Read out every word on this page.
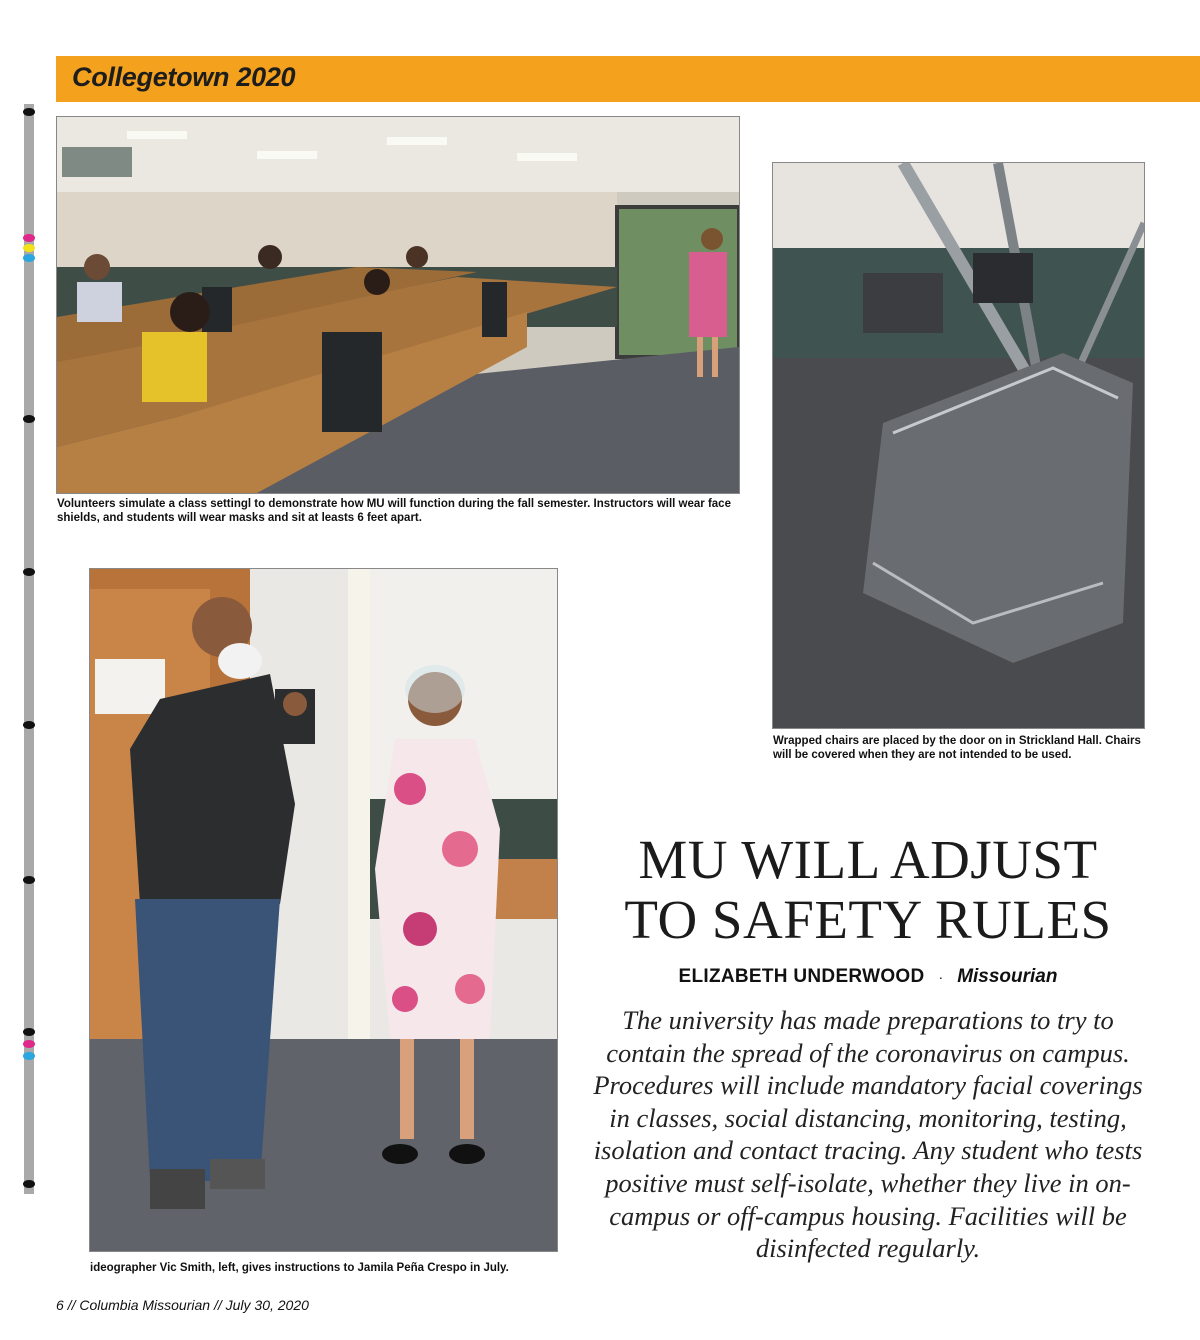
Collegetown 2020
Volunteers simulate a class settingl to demonstrate how MU will function during the fall semester. Instructors will wear face shields, and students will wear masks and sit at leasts 6 feet apart.
Wrapped chairs are placed by the door on in Strickland Hall. Chairs will be covered when they are not intended to be used.
ideographer Vic Smith, left, gives instructions to Jamila Peña Crespo in July.
MU WILL ADJUST
TO SAFETY RULES
ELIZABETH UNDERWOOD · Missourian
The university has made preparations to try to contain the spread of the coronavirus on campus. Procedures will include mandatory facial coverings in classes, social distancing, monitoring, testing, isolation and contact tracing. Any student who tests positive must self-isolate, whether they live in on-campus or off-campus housing. Facilities will be disinfected regularly.
6 // Columbia Missourian // July 30, 2020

▶ _REQUIREMENT_: Among the lines above, find the ones containing "Missourian" and copy them.

▶ _YOUR RESPONSE_:
ELIZABETH UNDERWOOD · Missourian
6 // Columbia Missourian // July 30, 2020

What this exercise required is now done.